Eigene Interessen vertreten

Schließlich spielt auch die Tatsache eine Rolle, dass Veränderungen bzw. ein vorzeitiges Aufgeben der Übergangsfristen großen Unmut über die Europäische Union und ihre wirtschaftliche Entwicklung mit sich bringen würde. In Österreich, aber auch in unseren Nachbarländern steigt die Arbeitslosigkeit ohnehin. Daher argumentierte sowohl ich als auch andere KollegInnen der österreichischen Delegation – etwa Maria Berger oder Harald Ettl -, dass wir eine vorzeitige Aufhebung der Übergangsfristen von heute auf morgen nicht mittragen können.
Es wird sich zeigen, wie die diesbezüglichen Formulierungen, die bei der Plenarsitzung in der kommenden Woche in Straßburg gefunden werden sollen, aussehen werden. Es geht jedenfalls nicht darum, unseren KollegInnen in unseren Nachbarländern die Arbeit und das Leben schwer zu machen. Für uns gilt es, die Interessen unserer eigenen ArbeitnehmerInnen zu vertreten und ihre Ängste ernst nehmen. Dazu müssen wir uns bekennen und die gemachten Zusagen auch einhalten.

- Auszug der Daten -
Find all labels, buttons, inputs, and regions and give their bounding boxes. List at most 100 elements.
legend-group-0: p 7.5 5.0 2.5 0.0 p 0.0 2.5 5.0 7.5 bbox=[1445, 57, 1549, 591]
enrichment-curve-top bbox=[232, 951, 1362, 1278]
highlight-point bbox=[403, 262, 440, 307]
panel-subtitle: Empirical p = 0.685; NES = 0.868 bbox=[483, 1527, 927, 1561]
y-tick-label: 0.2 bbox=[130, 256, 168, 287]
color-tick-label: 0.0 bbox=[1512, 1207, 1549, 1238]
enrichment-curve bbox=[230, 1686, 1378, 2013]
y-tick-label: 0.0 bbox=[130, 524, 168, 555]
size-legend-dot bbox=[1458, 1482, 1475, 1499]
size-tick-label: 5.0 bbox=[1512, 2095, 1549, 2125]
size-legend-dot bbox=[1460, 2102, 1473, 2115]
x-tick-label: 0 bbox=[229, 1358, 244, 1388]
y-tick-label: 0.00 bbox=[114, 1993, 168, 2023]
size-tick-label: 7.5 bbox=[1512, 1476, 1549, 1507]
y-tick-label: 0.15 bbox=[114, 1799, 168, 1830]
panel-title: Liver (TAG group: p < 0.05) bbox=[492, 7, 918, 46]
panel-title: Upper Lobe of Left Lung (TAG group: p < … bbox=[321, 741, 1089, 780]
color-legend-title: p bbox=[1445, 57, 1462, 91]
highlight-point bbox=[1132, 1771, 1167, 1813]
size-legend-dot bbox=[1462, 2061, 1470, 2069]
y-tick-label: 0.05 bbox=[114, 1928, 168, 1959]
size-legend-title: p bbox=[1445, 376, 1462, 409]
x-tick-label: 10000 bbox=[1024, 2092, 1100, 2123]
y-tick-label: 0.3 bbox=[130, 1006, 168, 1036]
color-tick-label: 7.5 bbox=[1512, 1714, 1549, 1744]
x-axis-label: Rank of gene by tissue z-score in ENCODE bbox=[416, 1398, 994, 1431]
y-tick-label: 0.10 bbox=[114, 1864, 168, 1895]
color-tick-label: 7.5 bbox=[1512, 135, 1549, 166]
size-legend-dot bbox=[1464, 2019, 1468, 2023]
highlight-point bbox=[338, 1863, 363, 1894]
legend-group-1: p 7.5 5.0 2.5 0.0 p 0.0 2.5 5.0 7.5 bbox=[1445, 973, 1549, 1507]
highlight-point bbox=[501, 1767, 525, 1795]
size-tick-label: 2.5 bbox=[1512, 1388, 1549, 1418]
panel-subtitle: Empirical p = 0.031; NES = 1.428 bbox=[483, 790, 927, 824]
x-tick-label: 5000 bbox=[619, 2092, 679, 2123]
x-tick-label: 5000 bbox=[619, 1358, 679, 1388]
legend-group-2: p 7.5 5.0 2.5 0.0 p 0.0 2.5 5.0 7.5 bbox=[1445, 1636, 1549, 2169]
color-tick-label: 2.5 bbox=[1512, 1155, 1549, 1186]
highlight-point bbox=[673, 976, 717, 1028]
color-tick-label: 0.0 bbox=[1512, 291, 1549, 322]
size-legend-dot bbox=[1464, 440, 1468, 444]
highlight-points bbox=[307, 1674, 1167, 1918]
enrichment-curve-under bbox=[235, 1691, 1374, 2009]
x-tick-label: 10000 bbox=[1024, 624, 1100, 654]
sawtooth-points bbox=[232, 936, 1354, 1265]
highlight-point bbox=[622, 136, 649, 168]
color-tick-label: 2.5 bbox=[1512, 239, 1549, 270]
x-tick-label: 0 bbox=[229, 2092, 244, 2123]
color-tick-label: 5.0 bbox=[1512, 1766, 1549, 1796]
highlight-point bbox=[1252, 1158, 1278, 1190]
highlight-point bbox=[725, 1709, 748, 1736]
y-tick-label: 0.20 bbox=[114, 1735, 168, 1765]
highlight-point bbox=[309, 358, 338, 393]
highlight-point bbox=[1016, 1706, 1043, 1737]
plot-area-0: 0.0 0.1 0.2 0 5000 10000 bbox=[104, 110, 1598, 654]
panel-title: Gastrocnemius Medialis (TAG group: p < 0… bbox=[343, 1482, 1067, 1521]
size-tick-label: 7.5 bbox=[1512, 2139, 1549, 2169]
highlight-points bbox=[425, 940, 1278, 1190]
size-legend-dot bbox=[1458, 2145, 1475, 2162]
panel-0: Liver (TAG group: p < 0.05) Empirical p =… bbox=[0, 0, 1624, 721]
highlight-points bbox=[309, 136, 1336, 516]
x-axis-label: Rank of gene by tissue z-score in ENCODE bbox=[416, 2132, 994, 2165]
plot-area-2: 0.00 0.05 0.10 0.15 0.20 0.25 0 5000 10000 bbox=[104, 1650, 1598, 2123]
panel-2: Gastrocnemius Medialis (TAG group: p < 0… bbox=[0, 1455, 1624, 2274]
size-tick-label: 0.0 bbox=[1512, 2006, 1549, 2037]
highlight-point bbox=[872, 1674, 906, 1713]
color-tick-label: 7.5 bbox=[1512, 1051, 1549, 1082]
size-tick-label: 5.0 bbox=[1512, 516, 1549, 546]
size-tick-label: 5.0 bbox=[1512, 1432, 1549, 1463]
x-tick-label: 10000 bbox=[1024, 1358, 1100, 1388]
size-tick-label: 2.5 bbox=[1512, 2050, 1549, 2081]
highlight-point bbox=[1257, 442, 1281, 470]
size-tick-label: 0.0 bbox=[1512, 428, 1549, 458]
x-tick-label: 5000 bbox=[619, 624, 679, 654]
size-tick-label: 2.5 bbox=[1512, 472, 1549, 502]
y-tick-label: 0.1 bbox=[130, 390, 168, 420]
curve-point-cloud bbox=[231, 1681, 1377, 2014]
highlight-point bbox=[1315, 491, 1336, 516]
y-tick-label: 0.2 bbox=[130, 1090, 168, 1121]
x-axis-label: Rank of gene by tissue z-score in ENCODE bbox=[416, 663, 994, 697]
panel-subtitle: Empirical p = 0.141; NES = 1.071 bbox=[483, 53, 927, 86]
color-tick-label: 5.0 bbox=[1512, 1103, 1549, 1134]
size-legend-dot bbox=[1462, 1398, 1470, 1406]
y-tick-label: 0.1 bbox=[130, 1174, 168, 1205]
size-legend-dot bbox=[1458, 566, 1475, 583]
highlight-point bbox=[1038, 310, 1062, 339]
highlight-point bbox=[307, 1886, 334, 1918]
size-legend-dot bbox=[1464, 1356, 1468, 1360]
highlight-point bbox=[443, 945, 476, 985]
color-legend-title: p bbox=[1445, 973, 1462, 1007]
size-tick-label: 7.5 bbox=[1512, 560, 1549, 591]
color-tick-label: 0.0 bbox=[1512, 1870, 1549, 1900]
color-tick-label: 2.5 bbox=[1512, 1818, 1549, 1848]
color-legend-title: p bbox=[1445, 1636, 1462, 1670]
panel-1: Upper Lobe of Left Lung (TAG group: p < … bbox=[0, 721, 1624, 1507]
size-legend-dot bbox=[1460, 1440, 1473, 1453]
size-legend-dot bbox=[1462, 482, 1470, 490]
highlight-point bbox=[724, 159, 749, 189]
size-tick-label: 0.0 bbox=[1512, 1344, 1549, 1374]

- Verständnis prüfen -
**a)** Überarbeite im Text über die Übergangsfristen die Stelle von „Schließlich spielt auch“ bis „nicht mittragen können.“, indem du „Arbeitslosigkeit“ durch „Inflation“ ersetzt, und gib sie vollständig wieder.
**b)** Schreibe den Text über die Übergangsfristen bitte ab seinem letzten Satz weiter.

- Lösungen -
**a)**
Schließlich spielt auch die Tatsache eine Rolle, dass Veränderungen bzw. ein vorzeitiges Aufgeben der Übergangsfristen großen Unmut über die Europäische Union und ihre wirtschaftliche Entwicklung mit sich bringen würde. In Österreich, aber auch in unseren Nachbarländern steigt die Inflation ohnehin. Daher argumentierte sowohl ich als auch andere KollegInnen der österreichischen Delegation – etwa Maria Berger oder Harald Ettl -, dass wir eine vorzeitige Aufhebung der Übergangsfristen von heute auf morgen nicht mittragen können.

**b)**
Glaubwürdig bleiben

Man darf auch nicht vergessen, dass wir derzeit mit Rumänien und Bulgarien verhandeln und es auch für diese Länder Übergangsregelungen geben wird. Würden wir die gerade erst vereinbarten Übergangsregelungen mit den „alten“, 2004 beigetretenen Ländern aufkündigen und mit Rumänien und Bulgarien neue Fristen vereinbaren, würde uns niemand mehr ernst nehmen. Eine solche Vorgangsweise wäre der Glaubwürdigkeit unserer Politik äußerst abträglich sein.
Wir werden deshalb unseren Standpunkt konsequent verfolgen – auch wenn ich überzeugt bin, dass es trotz einer Aufhebung der Übergangsregeln zu keinem großen Ansturm kommen würde. Gerade in jenen Bezirken und Regionen, die in unmittelbarer Nähe zu Österreich liegen, ist die Beschäftigungslage ohnehin sehr gut. Und in den weiter entfernt liegenden Regionen mit schlechter Beschäftigungslage, vor allem der Ostslowakei und Ostpolens, gibt es eine äußerst geringe Mobilität.

Drittstaaten

Noch ein weiteres Argument sollte berücksichtigt werden. Es gibt in Österreich relativ viele ArbeitnehmerInnen aus Drittstaaten – insbesondere aus dem Balkanbereich und der Türkei. Wenn tatsächlich eine Substituierung bzw. ein Hinausdrängen aus bestehenden Arbeitsplätzen stattfindet, dann sind vor allem diese Menschen davon betroffen. Betroffen von dem Interesse der Unternehmer, zwar nicht bessere Löhne und Gehälter zu bezahlen, aber sehr wohl besser qualifizierte Arbeitskräfte zu bekommen. Und diese besser qualifizierten Arbeitskräfte kommen oft aus der Slowakei oder der Tschechischen Republik.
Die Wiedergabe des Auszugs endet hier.